• [EXTRACTED MATERIAL]

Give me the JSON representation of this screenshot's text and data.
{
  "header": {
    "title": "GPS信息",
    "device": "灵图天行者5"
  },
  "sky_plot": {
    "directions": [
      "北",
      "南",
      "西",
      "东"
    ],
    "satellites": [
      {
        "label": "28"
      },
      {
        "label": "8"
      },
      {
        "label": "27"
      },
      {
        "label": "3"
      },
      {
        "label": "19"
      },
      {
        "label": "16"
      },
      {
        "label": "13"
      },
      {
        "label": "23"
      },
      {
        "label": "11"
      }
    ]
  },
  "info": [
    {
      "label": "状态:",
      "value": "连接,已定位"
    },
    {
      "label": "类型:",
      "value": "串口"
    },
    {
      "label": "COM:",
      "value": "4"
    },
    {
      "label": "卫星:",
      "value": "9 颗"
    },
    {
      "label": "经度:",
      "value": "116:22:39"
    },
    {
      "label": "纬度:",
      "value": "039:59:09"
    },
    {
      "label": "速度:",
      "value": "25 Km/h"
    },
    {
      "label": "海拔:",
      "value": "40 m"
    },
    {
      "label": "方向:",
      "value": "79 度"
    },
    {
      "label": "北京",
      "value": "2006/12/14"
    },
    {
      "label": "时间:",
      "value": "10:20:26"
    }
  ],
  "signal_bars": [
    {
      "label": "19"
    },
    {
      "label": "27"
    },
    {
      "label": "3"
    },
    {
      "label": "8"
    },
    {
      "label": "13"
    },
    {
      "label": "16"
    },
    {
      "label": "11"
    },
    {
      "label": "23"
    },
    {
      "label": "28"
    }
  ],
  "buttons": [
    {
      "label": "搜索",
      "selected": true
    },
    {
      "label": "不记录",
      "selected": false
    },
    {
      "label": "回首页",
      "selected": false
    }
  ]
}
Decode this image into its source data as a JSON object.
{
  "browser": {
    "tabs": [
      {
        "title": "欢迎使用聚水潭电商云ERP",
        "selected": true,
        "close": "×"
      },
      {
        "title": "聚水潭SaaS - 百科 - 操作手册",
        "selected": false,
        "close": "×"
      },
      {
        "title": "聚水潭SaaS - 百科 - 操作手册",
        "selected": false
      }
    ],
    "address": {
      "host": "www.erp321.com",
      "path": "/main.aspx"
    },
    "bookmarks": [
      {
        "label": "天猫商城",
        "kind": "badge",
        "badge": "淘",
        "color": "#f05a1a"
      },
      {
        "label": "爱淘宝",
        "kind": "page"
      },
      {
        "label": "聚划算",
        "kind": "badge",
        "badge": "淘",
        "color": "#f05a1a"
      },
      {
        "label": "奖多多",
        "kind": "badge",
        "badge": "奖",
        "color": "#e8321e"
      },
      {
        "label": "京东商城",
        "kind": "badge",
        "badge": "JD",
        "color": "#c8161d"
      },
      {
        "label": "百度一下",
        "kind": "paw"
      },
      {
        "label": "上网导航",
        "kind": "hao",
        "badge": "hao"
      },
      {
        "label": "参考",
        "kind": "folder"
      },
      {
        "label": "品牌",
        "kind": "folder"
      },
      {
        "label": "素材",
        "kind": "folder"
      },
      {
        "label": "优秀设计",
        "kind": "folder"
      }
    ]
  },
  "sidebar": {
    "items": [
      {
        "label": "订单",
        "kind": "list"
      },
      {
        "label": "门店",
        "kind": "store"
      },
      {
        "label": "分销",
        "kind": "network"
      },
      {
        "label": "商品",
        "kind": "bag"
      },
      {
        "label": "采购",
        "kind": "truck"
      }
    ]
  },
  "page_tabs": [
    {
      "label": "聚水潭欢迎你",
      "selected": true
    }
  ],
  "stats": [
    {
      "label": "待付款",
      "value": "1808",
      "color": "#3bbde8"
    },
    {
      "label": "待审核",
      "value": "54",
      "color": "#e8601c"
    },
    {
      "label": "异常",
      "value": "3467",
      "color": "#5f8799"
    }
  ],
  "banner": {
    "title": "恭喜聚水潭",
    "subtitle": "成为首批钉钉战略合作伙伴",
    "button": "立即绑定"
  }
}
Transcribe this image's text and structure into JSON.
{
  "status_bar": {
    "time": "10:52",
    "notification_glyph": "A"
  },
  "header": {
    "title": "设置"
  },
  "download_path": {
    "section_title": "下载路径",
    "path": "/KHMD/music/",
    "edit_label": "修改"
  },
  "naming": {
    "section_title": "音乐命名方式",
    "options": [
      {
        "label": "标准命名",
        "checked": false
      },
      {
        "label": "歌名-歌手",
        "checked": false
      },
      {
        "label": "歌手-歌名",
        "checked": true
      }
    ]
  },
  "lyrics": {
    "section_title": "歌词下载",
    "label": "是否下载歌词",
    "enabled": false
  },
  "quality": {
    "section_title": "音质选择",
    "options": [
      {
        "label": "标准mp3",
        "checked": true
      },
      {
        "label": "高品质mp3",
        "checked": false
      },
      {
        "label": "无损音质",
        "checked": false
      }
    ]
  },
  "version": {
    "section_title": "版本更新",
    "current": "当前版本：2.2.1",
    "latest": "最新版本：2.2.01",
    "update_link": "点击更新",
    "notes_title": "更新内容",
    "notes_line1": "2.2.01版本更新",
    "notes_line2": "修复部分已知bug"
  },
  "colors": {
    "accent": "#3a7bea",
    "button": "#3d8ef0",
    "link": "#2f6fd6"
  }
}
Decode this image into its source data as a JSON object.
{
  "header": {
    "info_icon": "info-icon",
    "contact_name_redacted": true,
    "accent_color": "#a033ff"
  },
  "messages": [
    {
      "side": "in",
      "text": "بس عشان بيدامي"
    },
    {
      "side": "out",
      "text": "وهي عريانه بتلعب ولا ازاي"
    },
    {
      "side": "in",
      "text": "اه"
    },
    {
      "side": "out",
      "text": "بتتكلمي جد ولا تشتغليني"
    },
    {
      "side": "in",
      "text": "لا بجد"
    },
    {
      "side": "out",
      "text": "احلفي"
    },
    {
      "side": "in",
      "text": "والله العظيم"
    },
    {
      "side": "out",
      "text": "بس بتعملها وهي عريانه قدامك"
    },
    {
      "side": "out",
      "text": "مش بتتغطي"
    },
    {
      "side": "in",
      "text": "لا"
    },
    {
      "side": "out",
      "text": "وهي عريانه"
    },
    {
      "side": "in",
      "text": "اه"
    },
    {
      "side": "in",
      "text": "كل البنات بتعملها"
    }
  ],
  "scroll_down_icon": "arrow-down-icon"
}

• [PROBLEM TO WORK ON] Reproduce the records in full, exactly as written.

• [SOLUTION]
Give me the JSON representation of this screenshot's text and data.
{
  "header": {
    "title": "GPS信息",
    "device": "灵图天行者5"
  },
  "sky_plot": {
    "directions": [
      "北",
      "南",
      "西",
      "东"
    ],
    "satellites": [
      {
        "label": "28"
      },
      {
        "label": "8"
      },
      {
        "label": "27"
      },
      {
        "label": "3"
      },
      {
        "label": "19"
      },
      {
        "label": "16"
      },
      {
        "label": "13"
      },
      {
        "label": "23"
      },
      {
        "label": "11"
      }
    ]
  },
  "info": [
    {
      "label": "状态:",
      "value": "连接,已定位"
    },
    {
      "label": "类型:",
      "value": "串口"
    },
    {
      "label": "COM:",
      "value": "4"
    },
    {
      "label": "卫星:",
      "value": "9 颗"
    },
    {
      "label": "经度:",
      "value": "116:22:39"
    },
    {
      "label": "纬度:",
      "value": "039:59:09"
    },
    {
      "label": "速度:",
      "value": "25 Km/h"
    },
    {
      "label": "海拔:",
      "value": "40 m"
    },
    {
      "label": "方向:",
      "value": "79 度"
    },
    {
      "label": "北京",
      "value": "2006/12/14"
    },
    {
      "label": "时间:",
      "value": "10:20:26"
    }
  ],
  "signal_bars": [
    {
      "label": "19"
    },
    {
      "label": "27"
    },
    {
      "label": "3"
    },
    {
      "label": "8"
    },
    {
      "label": "13"
    },
    {
      "label": "16"
    },
    {
      "label": "11"
    },
    {
      "label": "23"
    },
    {
      "label": "28"
    }
  ],
  "buttons": [
    {
      "label": "搜索",
      "selected": true
    },
    {
      "label": "不记录",
      "selected": false
    },
    {
      "label": "回首页",
      "selected": false
    }
  ]
}
Decode this image into its source data as a JSON object.
{
  "browser": {
    "tabs": [
      {
        "title": "欢迎使用聚水潭电商云ERP",
        "selected": true,
        "close": "×"
      },
      {
        "title": "聚水潭SaaS - 百科 - 操作手册",
        "selected": false,
        "close": "×"
      },
      {
        "title": "聚水潭SaaS - 百科 - 操作手册",
        "selected": false
      }
    ],
    "address": {
      "host": "www.erp321.com",
      "path": "/main.aspx"
    },
    "bookmarks": [
      {
        "label": "天猫商城",
        "kind": "badge",
        "badge": "淘",
        "color": "#f05a1a"
      },
      {
        "label": "爱淘宝",
        "kind": "page"
      },
      {
        "label": "聚划算",
        "kind": "badge",
        "badge": "淘",
        "color": "#f05a1a"
      },
      {
        "label": "奖多多",
        "kind": "badge",
        "badge": "奖",
        "color": "#e8321e"
      },
      {
        "label": "京东商城",
        "kind": "badge",
        "badge": "JD",
        "color": "#c8161d"
      },
      {
        "label": "百度一下",
        "kind": "paw"
      },
      {
        "label": "上网导航",
        "kind": "hao",
        "badge": "hao"
      },
      {
        "label": "参考",
        "kind": "folder"
      },
      {
        "label": "品牌",
        "kind": "folder"
      },
      {
        "label": "素材",
        "kind": "folder"
      },
      {
        "label": "优秀设计",
        "kind": "folder"
      }
    ]
  },
  "sidebar": {
    "items": [
      {
        "label": "订单",
        "kind": "list"
      },
      {
        "label": "门店",
        "kind": "store"
      },
      {
        "label": "分销",
        "kind": "network"
      },
      {
        "label": "商品",
        "kind": "bag"
      },
      {
        "label": "采购",
        "kind": "truck"
      }
    ]
  },
  "page_tabs": [
    {
      "label": "聚水潭欢迎你",
      "selected": true
    }
  ],
  "stats": [
    {
      "label": "待付款",
      "value": "1808",
      "color": "#3bbde8"
    },
    {
      "label": "待审核",
      "value": "54",
      "color": "#e8601c"
    },
    {
      "label": "异常",
      "value": "3467",
      "color": "#5f8799"
    }
  ],
  "banner": {
    "title": "恭喜聚水潭",
    "subtitle": "成为首批钉钉战略合作伙伴",
    "button": "立即绑定"
  }
}
Transcribe this image's text and structure into JSON.
{
  "status_bar": {
    "time": "10:52",
    "notification_glyph": "A"
  },
  "header": {
    "title": "设置"
  },
  "download_path": {
    "section_title": "下载路径",
    "path": "/KHMD/music/",
    "edit_label": "修改"
  },
  "naming": {
    "section_title": "音乐命名方式",
    "options": [
      {
        "label": "标准命名",
        "checked": false
      },
      {
        "label": "歌名-歌手",
        "checked": false
      },
      {
        "label": "歌手-歌名",
        "checked": true
      }
    ]
  },
  "lyrics": {
    "section_title": "歌词下载",
    "label": "是否下载歌词",
    "enabled": false
  },
  "quality": {
    "section_title": "音质选择",
    "options": [
      {
        "label": "标准mp3",
        "checked": true
      },
      {
        "label": "高品质mp3",
        "checked": false
      },
      {
        "label": "无损音质",
        "checked": false
      }
    ]
  },
  "version": {
    "section_title": "版本更新",
    "current": "当前版本：2.2.1",
    "latest": "最新版本：2.2.01",
    "update_link": "点击更新",
    "notes_title": "更新内容",
    "notes_line1": "2.2.01版本更新",
    "notes_line2": "修复部分已知bug"
  },
  "colors": {
    "accent": "#3a7bea",
    "button": "#3d8ef0",
    "link": "#2f6fd6"
  }
}
Decode this image into its source data as a JSON object.
{
  "header": {
    "info_icon": "info-icon",
    "contact_name_redacted": true,
    "accent_color": "#a033ff"
  },
  "messages": [
    {
      "side": "in",
      "text": "بس عشان بيدامي"
    },
    {
      "side": "out",
      "text": "وهي عريانه بتلعب ولا ازاي"
    },
    {
      "side": "in",
      "text": "اه"
    },
    {
      "side": "out",
      "text": "بتتكلمي جد ولا تشتغليني"
    },
    {
      "side": "in",
      "text": "لا بجد"
    },
    {
      "side": "out",
      "text": "احلفي"
    },
    {
      "side": "in",
      "text": "والله العظيم"
    },
    {
      "side": "out",
      "text": "بس بتعملها وهي عريانه قدامك"
    },
    {
      "side": "out",
      "text": "مش بتتغطي"
    },
    {
      "side": "in",
      "text": "لا"
    },
    {
      "side": "out",
      "text": "وهي عريانه"
    },
    {
      "side": "in",
      "text": "اه"
    },
    {
      "side": "in",
      "text": "كل البنات بتعملها"
    }
  ],
  "scroll_down_icon": "arrow-down-icon"
}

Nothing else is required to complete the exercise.